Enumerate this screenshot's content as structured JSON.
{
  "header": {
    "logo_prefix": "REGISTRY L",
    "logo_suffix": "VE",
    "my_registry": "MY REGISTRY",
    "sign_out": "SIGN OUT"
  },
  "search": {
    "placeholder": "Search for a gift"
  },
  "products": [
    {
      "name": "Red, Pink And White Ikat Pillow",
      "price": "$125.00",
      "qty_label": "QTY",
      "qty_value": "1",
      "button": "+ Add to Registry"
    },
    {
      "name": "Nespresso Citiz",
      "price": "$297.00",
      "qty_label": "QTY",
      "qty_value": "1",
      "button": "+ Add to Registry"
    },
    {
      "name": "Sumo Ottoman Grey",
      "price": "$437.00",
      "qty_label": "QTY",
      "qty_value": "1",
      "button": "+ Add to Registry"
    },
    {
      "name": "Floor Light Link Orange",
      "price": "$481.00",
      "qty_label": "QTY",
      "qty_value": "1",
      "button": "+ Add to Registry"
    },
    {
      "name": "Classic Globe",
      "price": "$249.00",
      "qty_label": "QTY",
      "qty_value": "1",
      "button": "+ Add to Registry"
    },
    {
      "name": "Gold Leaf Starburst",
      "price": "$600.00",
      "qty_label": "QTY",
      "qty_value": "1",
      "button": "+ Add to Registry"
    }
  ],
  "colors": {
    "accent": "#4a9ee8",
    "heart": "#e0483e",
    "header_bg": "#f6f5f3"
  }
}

§ **YOUR OBJECTIVE**
Exactly as written above, please repeat the entries.

§ **ANSWER TO THE PROBLEM**
Enumerate this screenshot's content as structured JSON.
{
  "header": {
    "logo_prefix": "REGISTRY L",
    "logo_suffix": "VE",
    "my_registry": "MY REGISTRY",
    "sign_out": "SIGN OUT"
  },
  "search": {
    "placeholder": "Search for a gift"
  },
  "products": [
    {
      "name": "Red, Pink And White Ikat Pillow",
      "price": "$125.00",
      "qty_label": "QTY",
      "qty_value": "1",
      "button": "+ Add to Registry"
    },
    {
      "name": "Nespresso Citiz",
      "price": "$297.00",
      "qty_label": "QTY",
      "qty_value": "1",
      "button": "+ Add to Registry"
    },
    {
      "name": "Sumo Ottoman Grey",
      "price": "$437.00",
      "qty_label": "QTY",
      "qty_value": "1",
      "button": "+ Add to Registry"
    },
    {
      "name": "Floor Light Link Orange",
      "price": "$481.00",
      "qty_label": "QTY",
      "qty_value": "1",
      "button": "+ Add to Registry"
    },
    {
      "name": "Classic Globe",
      "price": "$249.00",
      "qty_label": "QTY",
      "qty_value": "1",
      "button": "+ Add to Registry"
    },
    {
      "name": "Gold Leaf Starburst",
      "price": "$600.00",
      "qty_label": "QTY",
      "qty_value": "1",
      "button": "+ Add to Registry"
    }
  ],
  "colors": {
    "accent": "#4a9ee8",
    "heart": "#e0483e",
    "header_bg": "#f6f5f3"
  }
}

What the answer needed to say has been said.